SHORT TASK>
Pull every line with the word "type" out of the entries below.

RECORDS PROVIDED>
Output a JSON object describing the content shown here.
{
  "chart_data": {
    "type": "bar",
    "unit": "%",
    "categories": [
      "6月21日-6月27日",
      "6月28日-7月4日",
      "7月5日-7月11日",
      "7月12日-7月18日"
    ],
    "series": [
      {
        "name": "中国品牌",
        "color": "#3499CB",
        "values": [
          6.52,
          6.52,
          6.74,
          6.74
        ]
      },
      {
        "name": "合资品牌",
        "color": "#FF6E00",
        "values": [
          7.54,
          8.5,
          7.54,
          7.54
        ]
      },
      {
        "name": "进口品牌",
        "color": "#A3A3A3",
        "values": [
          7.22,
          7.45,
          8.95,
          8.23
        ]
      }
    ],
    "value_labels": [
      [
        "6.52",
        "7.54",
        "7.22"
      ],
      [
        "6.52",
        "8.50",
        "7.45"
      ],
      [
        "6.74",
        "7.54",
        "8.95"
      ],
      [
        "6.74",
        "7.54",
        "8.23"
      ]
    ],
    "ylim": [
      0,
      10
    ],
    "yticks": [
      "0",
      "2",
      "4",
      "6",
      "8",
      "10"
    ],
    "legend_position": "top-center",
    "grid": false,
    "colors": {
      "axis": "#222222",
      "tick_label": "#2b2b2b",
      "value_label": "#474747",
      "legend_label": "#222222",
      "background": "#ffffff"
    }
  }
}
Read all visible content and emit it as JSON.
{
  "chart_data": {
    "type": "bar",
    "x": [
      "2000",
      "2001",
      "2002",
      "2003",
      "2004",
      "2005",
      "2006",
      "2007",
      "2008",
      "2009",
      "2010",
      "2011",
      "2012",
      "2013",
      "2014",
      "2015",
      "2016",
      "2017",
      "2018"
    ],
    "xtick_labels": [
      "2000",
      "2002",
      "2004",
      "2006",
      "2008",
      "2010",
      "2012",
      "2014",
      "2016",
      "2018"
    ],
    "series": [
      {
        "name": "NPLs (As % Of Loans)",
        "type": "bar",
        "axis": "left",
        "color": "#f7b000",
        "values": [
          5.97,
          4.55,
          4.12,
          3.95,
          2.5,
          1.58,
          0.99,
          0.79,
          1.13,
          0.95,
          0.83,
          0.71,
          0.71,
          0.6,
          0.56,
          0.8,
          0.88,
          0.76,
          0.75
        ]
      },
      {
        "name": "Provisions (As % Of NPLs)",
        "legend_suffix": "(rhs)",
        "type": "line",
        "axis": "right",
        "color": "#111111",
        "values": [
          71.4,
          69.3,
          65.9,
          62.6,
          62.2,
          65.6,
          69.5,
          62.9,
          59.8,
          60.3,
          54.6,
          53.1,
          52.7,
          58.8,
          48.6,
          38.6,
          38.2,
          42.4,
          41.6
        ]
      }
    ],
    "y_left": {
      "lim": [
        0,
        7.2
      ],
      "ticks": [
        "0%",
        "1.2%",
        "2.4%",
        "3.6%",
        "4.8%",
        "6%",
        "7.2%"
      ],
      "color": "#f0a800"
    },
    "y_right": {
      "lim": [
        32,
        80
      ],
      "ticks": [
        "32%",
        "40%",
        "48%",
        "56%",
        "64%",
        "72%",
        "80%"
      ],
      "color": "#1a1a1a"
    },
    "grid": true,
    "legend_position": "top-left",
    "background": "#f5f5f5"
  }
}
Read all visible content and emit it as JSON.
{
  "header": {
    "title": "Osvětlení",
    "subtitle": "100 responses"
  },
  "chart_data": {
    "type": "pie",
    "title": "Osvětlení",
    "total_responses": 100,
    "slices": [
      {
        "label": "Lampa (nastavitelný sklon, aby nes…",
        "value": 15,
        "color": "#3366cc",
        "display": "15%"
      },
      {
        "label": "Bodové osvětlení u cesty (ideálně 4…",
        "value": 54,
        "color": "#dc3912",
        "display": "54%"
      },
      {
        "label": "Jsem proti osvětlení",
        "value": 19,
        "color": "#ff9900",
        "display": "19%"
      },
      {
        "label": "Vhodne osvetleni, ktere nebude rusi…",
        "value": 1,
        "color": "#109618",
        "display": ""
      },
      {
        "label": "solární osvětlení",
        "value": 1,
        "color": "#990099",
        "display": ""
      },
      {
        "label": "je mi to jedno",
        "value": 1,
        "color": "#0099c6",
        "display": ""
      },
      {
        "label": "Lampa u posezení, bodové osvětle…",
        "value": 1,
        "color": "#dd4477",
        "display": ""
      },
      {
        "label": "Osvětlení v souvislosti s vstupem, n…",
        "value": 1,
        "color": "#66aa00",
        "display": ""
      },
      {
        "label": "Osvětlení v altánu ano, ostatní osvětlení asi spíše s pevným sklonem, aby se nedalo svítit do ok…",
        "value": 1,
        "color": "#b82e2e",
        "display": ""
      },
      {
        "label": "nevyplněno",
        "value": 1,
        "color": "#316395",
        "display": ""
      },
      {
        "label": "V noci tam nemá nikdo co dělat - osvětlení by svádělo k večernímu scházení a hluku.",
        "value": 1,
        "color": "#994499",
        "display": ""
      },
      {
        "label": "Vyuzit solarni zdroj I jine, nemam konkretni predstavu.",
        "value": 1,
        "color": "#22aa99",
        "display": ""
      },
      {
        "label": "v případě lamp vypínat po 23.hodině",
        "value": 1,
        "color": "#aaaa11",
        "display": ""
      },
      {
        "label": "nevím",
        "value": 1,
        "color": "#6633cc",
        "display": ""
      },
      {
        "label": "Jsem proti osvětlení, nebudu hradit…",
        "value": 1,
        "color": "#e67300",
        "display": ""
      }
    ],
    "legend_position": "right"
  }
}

CORRECT RESPONSE>
    "type": "bar",
    "type": "bar",
        "type": "bar",
        "type": "line",
    "type": "pie",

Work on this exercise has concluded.